**Stated task**
Return the records that follow, matching each one exactly.
## START Extracted data
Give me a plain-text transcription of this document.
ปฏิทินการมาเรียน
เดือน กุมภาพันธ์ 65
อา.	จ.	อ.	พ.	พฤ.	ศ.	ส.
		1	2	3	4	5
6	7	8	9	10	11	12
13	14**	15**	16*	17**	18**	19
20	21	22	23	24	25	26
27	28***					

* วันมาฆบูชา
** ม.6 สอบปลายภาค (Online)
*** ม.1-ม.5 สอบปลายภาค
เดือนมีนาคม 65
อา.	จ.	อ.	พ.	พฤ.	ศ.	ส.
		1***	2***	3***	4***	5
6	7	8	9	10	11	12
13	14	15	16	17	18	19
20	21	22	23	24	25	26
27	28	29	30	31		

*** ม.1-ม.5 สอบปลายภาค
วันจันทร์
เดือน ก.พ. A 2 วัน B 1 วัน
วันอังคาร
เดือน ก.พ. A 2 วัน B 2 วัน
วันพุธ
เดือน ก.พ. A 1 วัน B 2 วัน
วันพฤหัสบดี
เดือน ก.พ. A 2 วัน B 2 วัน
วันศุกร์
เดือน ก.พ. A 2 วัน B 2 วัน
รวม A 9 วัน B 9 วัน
## END Extracted data
**Output for this exercise**
Give me a plain-text transcription of this document.
ปฏิทินการมาเรียน
เดือน กุมภาพันธ์ 65
อา.	จ.	อ.	พ.	พฤ.	ศ.	ส.
		1	2	3	4	5
6	7	8	9	10	11	12
13	14**	15**	16*	17**	18**	19
20	21	22	23	24	25	26
27	28***					

* วันมาฆบูชา
** ม.6 สอบปลายภาค (Online)
*** ม.1-ม.5 สอบปลายภาค
เดือนมีนาคม 65
อา.	จ.	อ.	พ.	พฤ.	ศ.	ส.
		1***	2***	3***	4***	5
6	7	8	9	10	11	12
13	14	15	16	17	18	19
20	21	22	23	24	25	26
27	28	29	30	31		

*** ม.1-ม.5 สอบปลายภาค
วันจันทร์
เดือน ก.พ. A 2 วัน B 1 วัน
วันอังคาร
เดือน ก.พ. A 2 วัน B 2 วัน
วันพุธ
เดือน ก.พ. A 1 วัน B 2 วัน
วันพฤหัสบดี
เดือน ก.พ. A 2 วัน B 2 วัน
วันศุกร์
เดือน ก.พ. A 2 วัน B 2 วัน
รวม A 9 วัน B 9 วัน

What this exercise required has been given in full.